§ **Выбранный отрывок**:
Но в то же время я должен сказать, что не произошло самого страшного. Пока собственность научных институтов остается федеральной, все зависит от того, как будет работать вновь созданное Федеральное агентство научных организаций. Необходимо, чтобы слова президента стали руководством к действию: никаких операций с федеральной собственностью в оперативном управлении ФАНО быть не должно. В первую очередь это касается имущества и земель академгородков. Если это будет обеспечено политической волей и практическими шагами, тогда можно будет говорить о новом развитии академгородков, их расцвете и правильном курсе реформ.

— Можно ли сейчас выделить какие-то точки роста, на которых в сибирских академгородках должна подниматься наука?

— Их всегда и везде две: образование и инновации. В мире и в стране идет высококонкурентная гонка в этих областях. Во-первых, это борьба за качество образовательных учреждений. Объявлено, что будут университеты первого, второго, третьего сорта. А конкурентоспособность вузов, особенно в естественных науках, обеспечивается прежде всего научной поддержкой, квалификацией преподавателей, научными результатами высокого уровня. Если в правительстве забудут про задачи, связанные с региональным развитием, все вернется на круги своя, к ситуации начала прошлого столетия. Все образование останется в Москве и Санкт-Петербурге, может быть, еще в Казани и Нижнем Новгороде. Регионы, особенно удаленные, такие как Дальний Восток и Сибирь, по образованию провалятся. Интеллект вынужден будет переместиться в ведущие вузы центра страны, такие как МГУ, или за рубеж со всеми вытекающими для регионов последствиями. Во-вторых, идет гонка за инновациями. Экономическая картина и в мире, и в стране быстро меняется, и побеждают те, кто первым находит новые и эффективные инновационные решения, особенно когда речь идет о переходе на шестой технологический уклад, связанный с нанотехнологиями, наноэлектроникой, развитием биотехнологий и новых медицинских технологий.

Записи набора данных:
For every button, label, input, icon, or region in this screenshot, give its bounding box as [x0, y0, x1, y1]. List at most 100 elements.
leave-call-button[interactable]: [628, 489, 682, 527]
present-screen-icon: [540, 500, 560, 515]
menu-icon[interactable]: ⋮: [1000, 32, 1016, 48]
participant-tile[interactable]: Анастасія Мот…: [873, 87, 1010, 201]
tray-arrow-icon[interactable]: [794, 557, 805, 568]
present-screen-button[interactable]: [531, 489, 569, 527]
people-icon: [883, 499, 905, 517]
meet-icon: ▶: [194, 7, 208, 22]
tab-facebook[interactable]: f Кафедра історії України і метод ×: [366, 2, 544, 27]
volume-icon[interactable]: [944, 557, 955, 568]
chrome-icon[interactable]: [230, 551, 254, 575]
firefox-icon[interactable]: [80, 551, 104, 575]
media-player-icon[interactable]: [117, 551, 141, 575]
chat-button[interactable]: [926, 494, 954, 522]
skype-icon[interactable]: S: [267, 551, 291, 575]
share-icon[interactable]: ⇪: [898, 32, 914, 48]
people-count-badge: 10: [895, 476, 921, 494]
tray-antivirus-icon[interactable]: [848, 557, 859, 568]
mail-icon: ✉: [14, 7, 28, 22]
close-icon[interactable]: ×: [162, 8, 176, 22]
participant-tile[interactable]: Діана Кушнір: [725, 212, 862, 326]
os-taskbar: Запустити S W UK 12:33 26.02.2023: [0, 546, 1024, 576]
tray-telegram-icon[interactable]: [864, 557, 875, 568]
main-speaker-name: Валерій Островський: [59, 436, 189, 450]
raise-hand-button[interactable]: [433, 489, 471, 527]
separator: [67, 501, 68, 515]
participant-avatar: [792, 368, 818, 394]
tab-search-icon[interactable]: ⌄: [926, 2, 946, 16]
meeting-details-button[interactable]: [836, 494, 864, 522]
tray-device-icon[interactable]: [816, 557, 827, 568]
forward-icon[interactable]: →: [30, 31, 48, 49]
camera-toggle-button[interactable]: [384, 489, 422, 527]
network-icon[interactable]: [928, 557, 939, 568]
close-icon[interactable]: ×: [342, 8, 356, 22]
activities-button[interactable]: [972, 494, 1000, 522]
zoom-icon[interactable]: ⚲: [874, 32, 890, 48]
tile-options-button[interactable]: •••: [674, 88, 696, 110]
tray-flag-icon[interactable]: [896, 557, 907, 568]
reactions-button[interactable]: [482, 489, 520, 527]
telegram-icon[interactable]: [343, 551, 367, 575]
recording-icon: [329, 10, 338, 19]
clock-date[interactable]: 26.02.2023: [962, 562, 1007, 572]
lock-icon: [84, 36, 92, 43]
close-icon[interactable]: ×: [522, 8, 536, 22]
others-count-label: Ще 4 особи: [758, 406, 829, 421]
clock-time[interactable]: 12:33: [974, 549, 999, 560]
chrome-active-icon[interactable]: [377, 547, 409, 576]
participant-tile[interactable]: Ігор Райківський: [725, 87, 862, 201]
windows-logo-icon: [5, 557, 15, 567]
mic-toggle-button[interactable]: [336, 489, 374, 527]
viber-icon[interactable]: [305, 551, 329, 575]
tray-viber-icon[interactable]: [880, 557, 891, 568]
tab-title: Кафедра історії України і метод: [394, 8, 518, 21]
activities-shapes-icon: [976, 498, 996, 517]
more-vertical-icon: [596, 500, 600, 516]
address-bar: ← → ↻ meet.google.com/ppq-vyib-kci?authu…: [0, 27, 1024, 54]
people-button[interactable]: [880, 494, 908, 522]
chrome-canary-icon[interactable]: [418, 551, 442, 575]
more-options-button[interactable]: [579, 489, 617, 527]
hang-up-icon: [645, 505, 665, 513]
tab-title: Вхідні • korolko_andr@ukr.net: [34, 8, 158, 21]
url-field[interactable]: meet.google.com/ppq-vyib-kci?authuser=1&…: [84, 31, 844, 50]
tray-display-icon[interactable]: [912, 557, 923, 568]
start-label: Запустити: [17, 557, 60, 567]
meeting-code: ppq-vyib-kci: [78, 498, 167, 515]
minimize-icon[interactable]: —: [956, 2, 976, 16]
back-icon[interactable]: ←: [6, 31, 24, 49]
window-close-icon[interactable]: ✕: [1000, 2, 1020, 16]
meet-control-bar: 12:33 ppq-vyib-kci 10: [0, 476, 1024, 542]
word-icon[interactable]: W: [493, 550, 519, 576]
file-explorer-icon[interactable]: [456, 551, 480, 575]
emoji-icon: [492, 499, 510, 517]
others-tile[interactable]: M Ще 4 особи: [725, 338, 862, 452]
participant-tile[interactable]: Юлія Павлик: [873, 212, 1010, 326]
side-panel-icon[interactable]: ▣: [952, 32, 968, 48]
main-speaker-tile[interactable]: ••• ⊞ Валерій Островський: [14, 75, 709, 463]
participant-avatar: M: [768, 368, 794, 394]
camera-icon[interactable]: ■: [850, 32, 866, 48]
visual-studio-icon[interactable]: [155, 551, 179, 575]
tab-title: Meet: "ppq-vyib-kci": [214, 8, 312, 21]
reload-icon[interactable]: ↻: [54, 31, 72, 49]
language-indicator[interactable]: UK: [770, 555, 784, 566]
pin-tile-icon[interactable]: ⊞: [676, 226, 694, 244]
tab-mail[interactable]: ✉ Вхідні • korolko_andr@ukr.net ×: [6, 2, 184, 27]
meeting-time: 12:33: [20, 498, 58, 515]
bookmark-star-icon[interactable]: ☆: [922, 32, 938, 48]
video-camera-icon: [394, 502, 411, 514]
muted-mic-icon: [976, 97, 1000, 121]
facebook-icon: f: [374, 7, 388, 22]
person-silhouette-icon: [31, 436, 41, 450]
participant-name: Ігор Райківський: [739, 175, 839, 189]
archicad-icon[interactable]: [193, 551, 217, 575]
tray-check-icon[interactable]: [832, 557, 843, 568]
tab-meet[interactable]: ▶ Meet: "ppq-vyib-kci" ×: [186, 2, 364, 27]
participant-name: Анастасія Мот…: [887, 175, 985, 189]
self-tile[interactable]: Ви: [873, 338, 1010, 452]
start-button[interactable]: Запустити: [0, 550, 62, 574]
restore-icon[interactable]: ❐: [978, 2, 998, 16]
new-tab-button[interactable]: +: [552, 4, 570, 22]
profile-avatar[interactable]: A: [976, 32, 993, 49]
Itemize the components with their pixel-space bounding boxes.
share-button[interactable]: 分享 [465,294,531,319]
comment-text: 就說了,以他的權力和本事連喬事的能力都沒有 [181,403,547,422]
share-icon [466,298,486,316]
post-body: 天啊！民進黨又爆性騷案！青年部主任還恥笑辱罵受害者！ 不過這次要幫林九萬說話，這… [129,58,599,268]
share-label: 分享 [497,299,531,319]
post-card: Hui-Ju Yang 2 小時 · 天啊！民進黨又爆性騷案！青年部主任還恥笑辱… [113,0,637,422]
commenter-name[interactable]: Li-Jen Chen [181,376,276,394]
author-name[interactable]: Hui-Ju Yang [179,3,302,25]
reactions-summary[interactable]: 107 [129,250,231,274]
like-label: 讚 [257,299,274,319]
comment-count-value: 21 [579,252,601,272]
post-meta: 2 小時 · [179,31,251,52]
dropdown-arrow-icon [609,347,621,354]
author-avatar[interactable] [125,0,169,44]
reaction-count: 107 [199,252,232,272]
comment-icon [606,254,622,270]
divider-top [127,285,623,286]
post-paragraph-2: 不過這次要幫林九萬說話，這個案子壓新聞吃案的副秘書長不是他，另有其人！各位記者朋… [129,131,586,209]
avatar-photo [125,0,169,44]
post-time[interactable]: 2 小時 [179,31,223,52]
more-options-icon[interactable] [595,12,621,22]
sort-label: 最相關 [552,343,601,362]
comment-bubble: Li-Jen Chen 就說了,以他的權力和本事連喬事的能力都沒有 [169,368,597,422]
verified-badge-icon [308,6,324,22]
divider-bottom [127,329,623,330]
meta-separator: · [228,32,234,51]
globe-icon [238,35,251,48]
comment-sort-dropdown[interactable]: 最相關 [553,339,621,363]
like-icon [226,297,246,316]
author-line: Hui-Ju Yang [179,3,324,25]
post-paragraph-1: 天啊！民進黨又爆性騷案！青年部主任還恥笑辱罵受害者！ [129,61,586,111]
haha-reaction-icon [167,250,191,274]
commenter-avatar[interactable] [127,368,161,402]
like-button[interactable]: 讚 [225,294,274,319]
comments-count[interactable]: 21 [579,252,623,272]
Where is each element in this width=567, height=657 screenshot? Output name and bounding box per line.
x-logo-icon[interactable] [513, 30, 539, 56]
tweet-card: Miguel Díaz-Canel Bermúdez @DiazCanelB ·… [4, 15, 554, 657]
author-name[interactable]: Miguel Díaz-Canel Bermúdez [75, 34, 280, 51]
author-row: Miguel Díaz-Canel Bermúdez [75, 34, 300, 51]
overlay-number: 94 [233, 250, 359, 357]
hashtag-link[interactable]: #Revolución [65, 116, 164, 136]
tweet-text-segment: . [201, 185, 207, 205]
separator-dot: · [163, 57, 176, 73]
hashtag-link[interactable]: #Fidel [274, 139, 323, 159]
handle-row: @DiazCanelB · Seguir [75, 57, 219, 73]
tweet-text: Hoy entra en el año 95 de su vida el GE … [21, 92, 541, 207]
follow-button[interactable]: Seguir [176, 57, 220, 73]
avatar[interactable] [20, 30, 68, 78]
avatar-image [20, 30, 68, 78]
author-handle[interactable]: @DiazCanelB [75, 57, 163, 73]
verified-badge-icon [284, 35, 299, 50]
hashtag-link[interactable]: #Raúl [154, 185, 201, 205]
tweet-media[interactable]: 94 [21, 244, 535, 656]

§ **Что нужно сделать**: Переведите на английский язык предложение из отрывка об академгородках: «В первую очередь это касается имущества и земель академгородков».

§ **Результат упражнения**: First and foremost, this concerns the property and land of the academic towns.